Transcribe the whole listing below without changing a word, but leave out every image.

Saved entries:

• • •

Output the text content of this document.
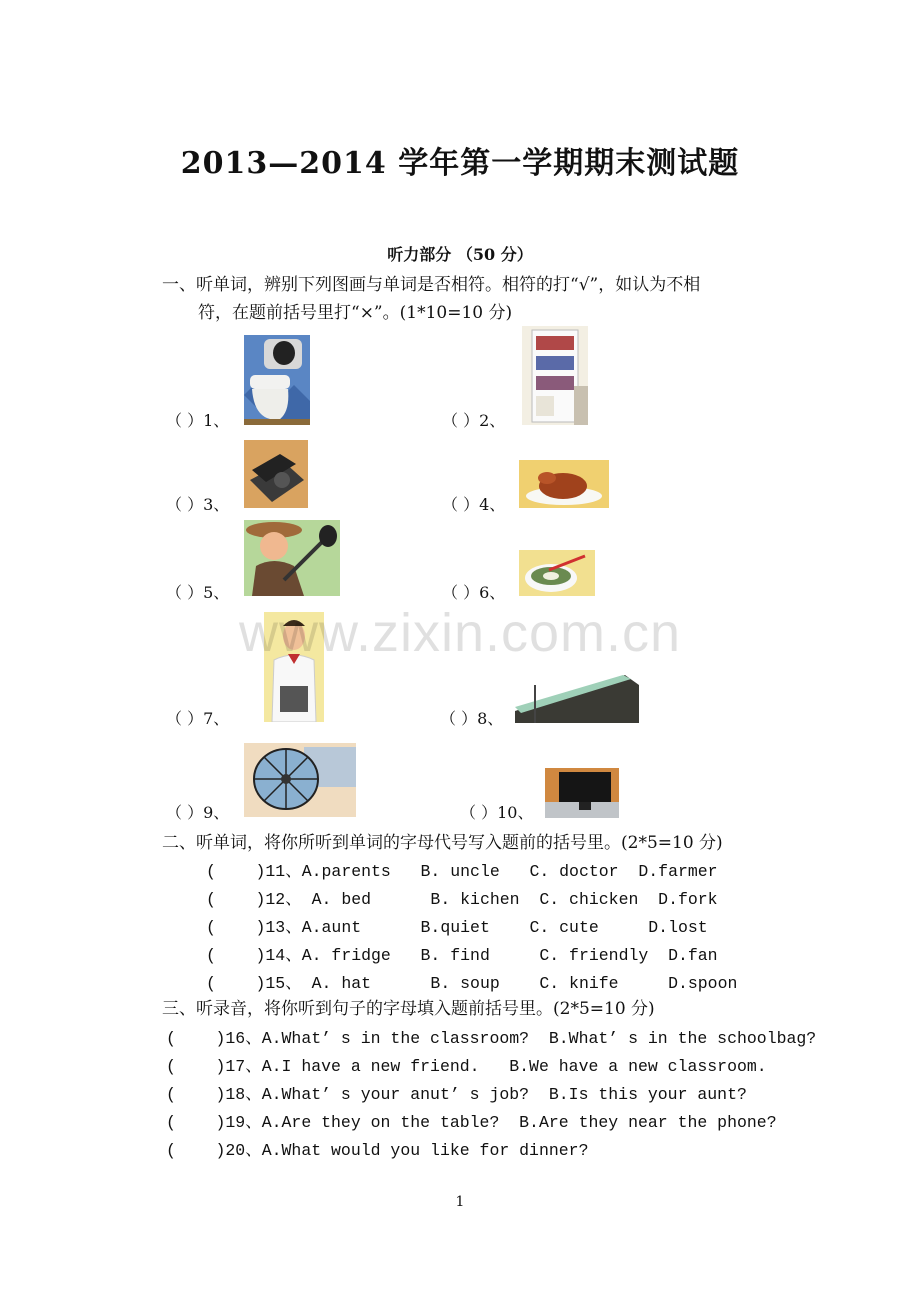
2013—2014 学年第一学期期末测试题
听力部分 （50 分）
一、听单词，辨别下列图画与单词是否相符。相符的打“√”，如认为不相
符，在题前括号里打“×”。(1*10=10 分)
（ ）1、	（ ）2、
（ ）3、	（ ）4、
（ ）5、	（ ）6、
（ ）7、	（ ）8、
（ ）9、	（ ）10、
www.zixin.com.cn
二、听单词，将你所听到单词的字母代号写入题前的括号里。(2*5=10 分)
(    )11、A.parents   B. uncle   C. doctor  D.farmer
(    )12、 A. bed      B. kichen  C. chicken  D.fork
(    )13、A.aunt      B.quiet    C. cute     D.lost
(    )14、A. fridge   B. find     C. friendly  D.fan
(    )15、 A. hat      B. soup    C. knife     D.spoon
三、听录音，将你听到句子的字母填入题前括号里。(2*5=10 分)
(    )16、A.What’ s in the classroom?  B.What’ s in the schoolbag?
(    )17、A.I have a new friend.   B.We have a new classroom.
(    )18、A.What’ s your anut’ s job?  B.Is this your aunt?
(    )19、A.Are they on the table?  B.Are they near the phone?
(    )20、A.What would you like for dinner?
1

• • •

# Finished answer
Output the text content of this document.
2013—2014 学年第一学期期末测试题
听力部分 （50 分）
一、听单词，辨别下列图画与单词是否相符。相符的打“√”，如认为不相
符，在题前括号里打“×”。(1*10=10 分)
（ ）1、	（ ）2、
（ ）3、	（ ）4、
（ ）5、	（ ）6、
（ ）7、	（ ）8、
（ ）9、	（ ）10、
www.zixin.com.cn
二、听单词，将你所听到单词的字母代号写入题前的括号里。(2*5=10 分)
(    )11、A.parents   B. uncle   C. doctor  D.farmer
(    )12、 A. bed      B. kichen  C. chicken  D.fork
(    )13、A.aunt      B.quiet    C. cute     D.lost
(    )14、A. fridge   B. find     C. friendly  D.fan
(    )15、 A. hat      B. soup    C. knife     D.spoon
三、听录音，将你听到句子的字母填入题前括号里。(2*5=10 分)
(    )16、A.What’ s in the classroom?  B.What’ s in the schoolbag?
(    )17、A.I have a new friend.   B.We have a new classroom.
(    )18、A.What’ s your anut’ s job?  B.Is this your aunt?
(    )19、A.Are they on the table?  B.Are they near the phone?
(    )20、A.What would you like for dinner?
1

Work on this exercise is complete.